### EXTRACT TO READ
# Big Bang: A silly question

Sagar_C
Is the earth moving away from the moon (however tiny amount it may be) due to expansion of the universe? Or is Hubble's law applicable to only to gravitationally-UNbound object?

## Answers and Replies

CaptainEvil
The Earth and Moon are gravitationally bound to each other, but due to external forces the Moon is gradually moving away from the Earth at a rate of 3.8 centimeters per year. This is not due to the expansion of the Universe. In fact, galaxies as a whole are gravitationally bound i.e. a galaxy will not rip apart due to Hubble's Law - only galaxies relative to each other will accelerate away.

The reason for this is because of the tidal forces. You know Earth is an oblong shape because of this, well now, all mass exerts a gravitational force, and the tidal bulges on the Earth exert a gravitational pull on the Moon. Because the Earth rotates faster (once every 24 hours) than the Moon orbits (once every 27.3 days) the bulge tries to "speed up" the Moon, and pull it ahead in its orbit. The Moon is also pulling back on the tidal bulge of the Earth, slowing the Earth's rotation. Tidal friction, caused by the movement of the tidal bulge around the Earth, takes energy out of the Earth and puts it into the Moon's orbit, making the Moon's orbit bigger.

The Earth's rotation is slowing down because of this. One hundred years from now, the day will be 2 milliseconds longer than it is now.

Sagar_C
In fact, galaxies as a whole are gravitationally bound i.e. a galaxy will not rip apart due to Hubble's Law - only galaxies relative to each other will accelerate away.

Thanks. But this logic confuses me because galaxies are gravitationally bound in a galaxy cluster and then what?

Sagar_C
Staff Emeritus
Thanks. But this logic confuses me because galaxies are gravitationally bound in a galaxy cluster and then what?

Galaxy superclusters are the next organizational level. It is at this point that expansion starts to push things apart if the supercluster isn't massive enough to hold on to all of it's galaxies or galaxy clusters.

mrspeedybob
The rate of cosmological expansion is about 74 km/s per billion light years. The moon is about 239,000 miles away. By my math that means that each second the moon is about 3 picometers further away then it would be without expansion. About 1/10 of a millimeter per year.

### DATA BLOCK
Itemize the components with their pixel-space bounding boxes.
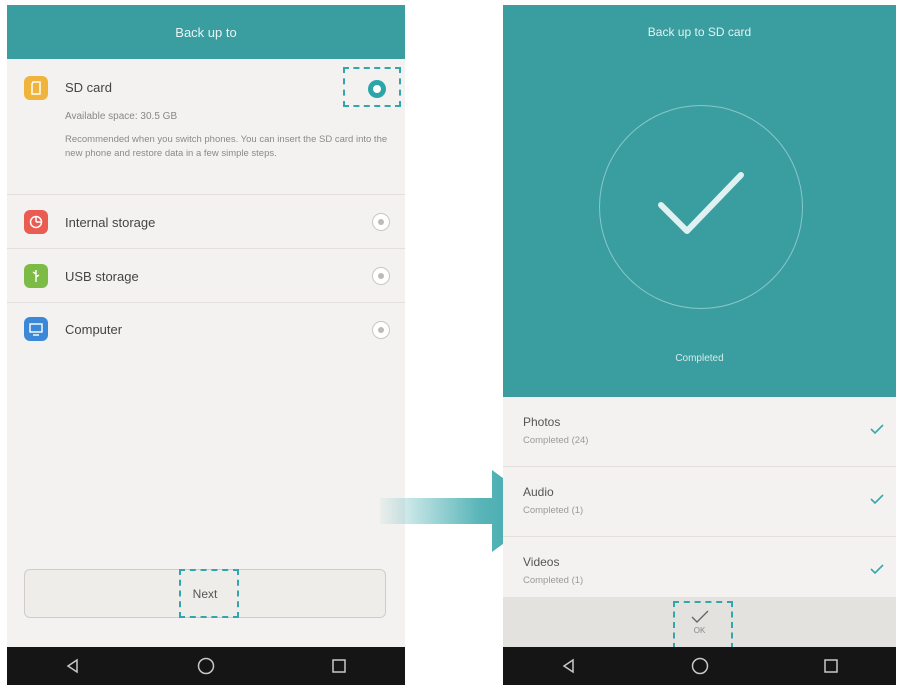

### TASKS FOR THIS EXERCISE
1. In the forum thread on the Moon and the expansion of the universe, transcribe the passage between "# Big Bang: A" and "to gravitationally-UNbound object?", inclusive.
2. In the forum thread on the Moon and the expansion of the universe, at what rate does the Moon move away from the Earth each year?
3. Write the next part of the forum thread on the Moon and the expansion of the universe, picking up after its last post.

### TASK-BY-TASK OUTPUTS
1.
# Big Bang: A silly question

Sagar_C
Is the earth moving away from the moon (however tiny amount it may be) due to expansion of the universe? Or is Hubble's law applicable to only to gravitationally-UNbound object?

2. 3.8 centimeters per year.

3.
Staff Emeritus
The rate of cosmological expansion is about 74 km/s per billion light years. The moon is about 239,000 miles away. By my math that means that each second the moon is about 3 picometers further away then it would be without expansion. About 1/10 of a millimeter per year.

Nope, the Moon is gravitationally bound to the Earth, the Sun, and the rest of the Milky Way and does NOT experience any recession due to the expansion rate of the universe. The key lies in the fact that under GR, the specific math model that we use to determine the expansion of the universe says that the universe is homogenous at all levels. Obviously it is not, as we have clumps of matter in the form of Stars, Planets, etc, and also have wide tracts of nearly empty space. The universe does expand, but only on the largest scales where we can model it as being approximately homogenous. Locally the math doesn't work the same and we get zero expansion.

azizlwl
I've heard from tv program that finally the atoms will rip apart too.
Does this mean that the radius of the electron orbiting the center increases?

Algren
I've heard from tv program that finally the atoms will rip apart too.
Does this mean that the radius of the electron orbiting the center increases?

The universe does expand, but only on the largest scales where we can model it as being approximately homogenous. Locally the math doesn't work the same and we get zero expansion.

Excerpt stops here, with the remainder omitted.